** start Record list **

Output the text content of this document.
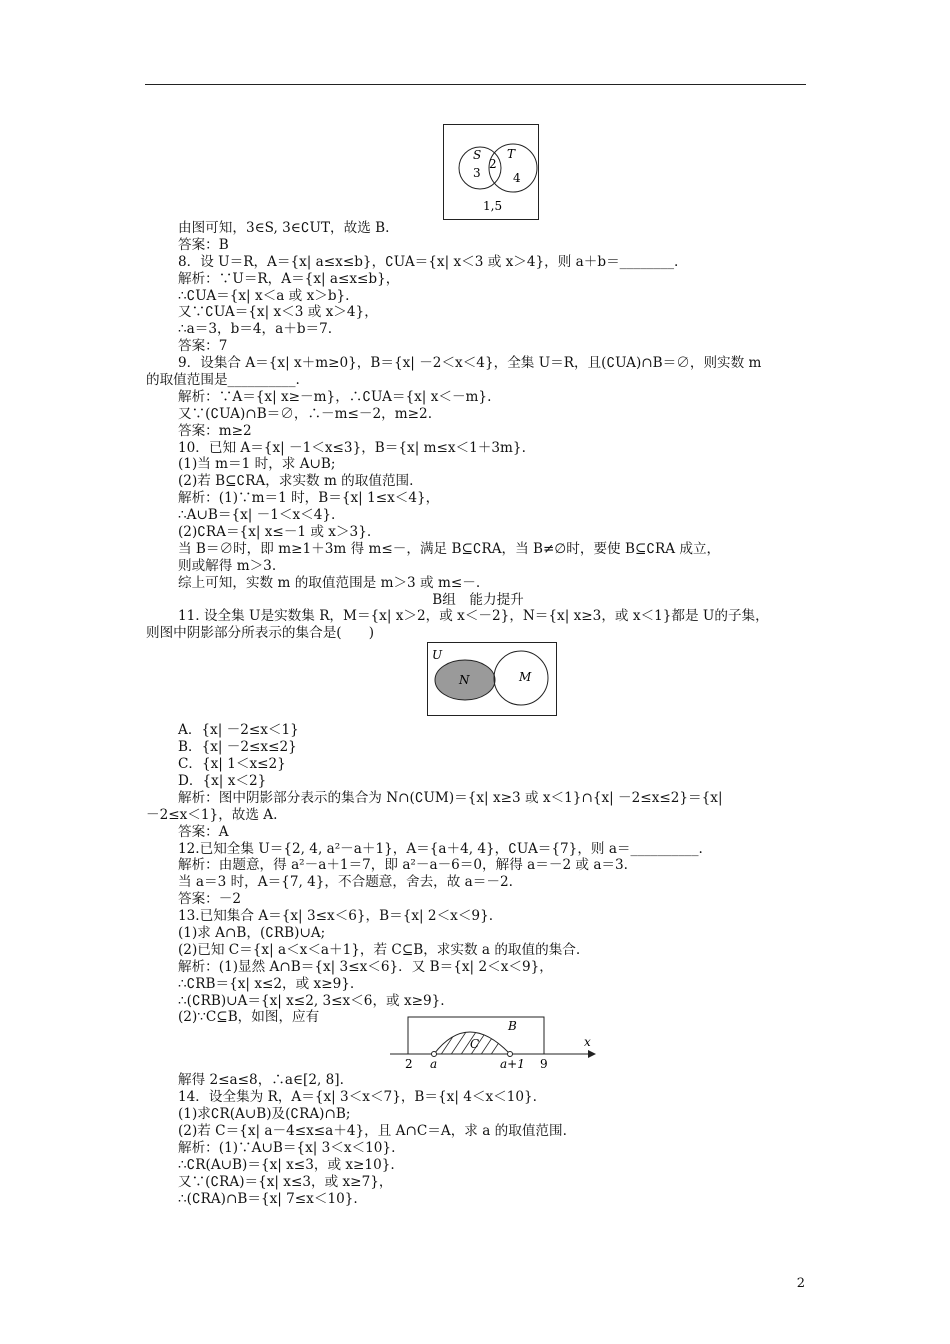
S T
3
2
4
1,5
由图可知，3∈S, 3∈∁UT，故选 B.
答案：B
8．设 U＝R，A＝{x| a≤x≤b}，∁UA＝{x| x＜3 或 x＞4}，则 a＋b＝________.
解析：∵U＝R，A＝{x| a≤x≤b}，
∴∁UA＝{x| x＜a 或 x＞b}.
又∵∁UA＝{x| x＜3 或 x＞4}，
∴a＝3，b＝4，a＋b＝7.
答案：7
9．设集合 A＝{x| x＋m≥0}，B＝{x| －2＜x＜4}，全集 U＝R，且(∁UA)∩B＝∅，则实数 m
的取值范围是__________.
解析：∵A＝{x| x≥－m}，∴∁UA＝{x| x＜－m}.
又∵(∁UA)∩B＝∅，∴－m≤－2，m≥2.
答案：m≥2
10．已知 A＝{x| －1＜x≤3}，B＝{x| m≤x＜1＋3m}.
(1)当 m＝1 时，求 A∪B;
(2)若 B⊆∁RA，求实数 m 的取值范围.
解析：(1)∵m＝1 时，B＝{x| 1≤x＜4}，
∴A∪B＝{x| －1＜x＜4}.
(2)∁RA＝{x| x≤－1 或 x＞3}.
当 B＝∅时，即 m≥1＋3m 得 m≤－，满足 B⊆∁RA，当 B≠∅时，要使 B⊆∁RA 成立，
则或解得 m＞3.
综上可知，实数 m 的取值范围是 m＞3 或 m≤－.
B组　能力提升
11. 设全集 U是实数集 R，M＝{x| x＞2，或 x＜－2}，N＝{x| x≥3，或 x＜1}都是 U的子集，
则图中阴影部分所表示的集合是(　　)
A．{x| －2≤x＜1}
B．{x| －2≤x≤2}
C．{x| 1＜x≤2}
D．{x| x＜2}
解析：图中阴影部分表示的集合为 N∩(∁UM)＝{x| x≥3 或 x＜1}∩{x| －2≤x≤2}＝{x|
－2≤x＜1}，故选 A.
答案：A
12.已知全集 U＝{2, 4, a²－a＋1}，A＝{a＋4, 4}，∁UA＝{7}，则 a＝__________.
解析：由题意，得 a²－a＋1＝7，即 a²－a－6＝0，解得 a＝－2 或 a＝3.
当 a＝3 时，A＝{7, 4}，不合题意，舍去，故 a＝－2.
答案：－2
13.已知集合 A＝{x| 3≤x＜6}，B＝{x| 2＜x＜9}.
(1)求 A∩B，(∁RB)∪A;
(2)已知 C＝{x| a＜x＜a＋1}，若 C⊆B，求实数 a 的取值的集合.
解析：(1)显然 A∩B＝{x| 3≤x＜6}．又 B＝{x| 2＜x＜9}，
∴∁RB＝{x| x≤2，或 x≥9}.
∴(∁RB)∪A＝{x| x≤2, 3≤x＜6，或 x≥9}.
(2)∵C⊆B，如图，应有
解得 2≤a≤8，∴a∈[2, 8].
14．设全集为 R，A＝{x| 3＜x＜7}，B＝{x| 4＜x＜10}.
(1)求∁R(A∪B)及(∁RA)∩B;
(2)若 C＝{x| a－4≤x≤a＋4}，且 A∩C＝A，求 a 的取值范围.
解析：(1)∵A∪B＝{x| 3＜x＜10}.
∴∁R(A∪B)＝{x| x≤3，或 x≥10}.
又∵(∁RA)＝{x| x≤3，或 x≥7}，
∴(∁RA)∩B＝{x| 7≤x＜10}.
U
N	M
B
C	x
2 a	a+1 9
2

** end Record list **

§ Goal: Print all of the records shown above exactly, leaving out each picture.

§ Solution to the problem:
Output the text content of this document.
S T
3
2
4
1,5
由图可知，3∈S, 3∈∁UT，故选 B.
答案：B
8．设 U＝R，A＝{x| a≤x≤b}，∁UA＝{x| x＜3 或 x＞4}，则 a＋b＝________.
解析：∵U＝R，A＝{x| a≤x≤b}，
∴∁UA＝{x| x＜a 或 x＞b}.
又∵∁UA＝{x| x＜3 或 x＞4}，
∴a＝3，b＝4，a＋b＝7.
答案：7
9．设集合 A＝{x| x＋m≥0}，B＝{x| －2＜x＜4}，全集 U＝R，且(∁UA)∩B＝∅，则实数 m
的取值范围是__________.
解析：∵A＝{x| x≥－m}，∴∁UA＝{x| x＜－m}.
又∵(∁UA)∩B＝∅，∴－m≤－2，m≥2.
答案：m≥2
10．已知 A＝{x| －1＜x≤3}，B＝{x| m≤x＜1＋3m}.
(1)当 m＝1 时，求 A∪B;
(2)若 B⊆∁RA，求实数 m 的取值范围.
解析：(1)∵m＝1 时，B＝{x| 1≤x＜4}，
∴A∪B＝{x| －1＜x＜4}.
(2)∁RA＝{x| x≤－1 或 x＞3}.
当 B＝∅时，即 m≥1＋3m 得 m≤－，满足 B⊆∁RA，当 B≠∅时，要使 B⊆∁RA 成立，
则或解得 m＞3.
综上可知，实数 m 的取值范围是 m＞3 或 m≤－.
B组　能力提升
11. 设全集 U是实数集 R，M＝{x| x＞2，或 x＜－2}，N＝{x| x≥3，或 x＜1}都是 U的子集，
则图中阴影部分所表示的集合是(　　)
A．{x| －2≤x＜1}
B．{x| －2≤x≤2}
C．{x| 1＜x≤2}
D．{x| x＜2}
解析：图中阴影部分表示的集合为 N∩(∁UM)＝{x| x≥3 或 x＜1}∩{x| －2≤x≤2}＝{x|
－2≤x＜1}，故选 A.
答案：A
12.已知全集 U＝{2, 4, a²－a＋1}，A＝{a＋4, 4}，∁UA＝{7}，则 a＝__________.
解析：由题意，得 a²－a＋1＝7，即 a²－a－6＝0，解得 a＝－2 或 a＝3.
当 a＝3 时，A＝{7, 4}，不合题意，舍去，故 a＝－2.
答案：－2
13.已知集合 A＝{x| 3≤x＜6}，B＝{x| 2＜x＜9}.
(1)求 A∩B，(∁RB)∪A;
(2)已知 C＝{x| a＜x＜a＋1}，若 C⊆B，求实数 a 的取值的集合.
解析：(1)显然 A∩B＝{x| 3≤x＜6}．又 B＝{x| 2＜x＜9}，
∴∁RB＝{x| x≤2，或 x≥9}.
∴(∁RB)∪A＝{x| x≤2, 3≤x＜6，或 x≥9}.
(2)∵C⊆B，如图，应有
解得 2≤a≤8，∴a∈[2, 8].
14．设全集为 R，A＝{x| 3＜x＜7}，B＝{x| 4＜x＜10}.
(1)求∁R(A∪B)及(∁RA)∩B;
(2)若 C＝{x| a－4≤x≤a＋4}，且 A∩C＝A，求 a 的取值范围.
解析：(1)∵A∪B＝{x| 3＜x＜10}.
∴∁R(A∪B)＝{x| x≤3，或 x≥10}.
又∵(∁RA)＝{x| x≤3，或 x≥7}，
∴(∁RA)∩B＝{x| 7≤x＜10}.
U
N	M
B
C	x
2 a	a+1 9
2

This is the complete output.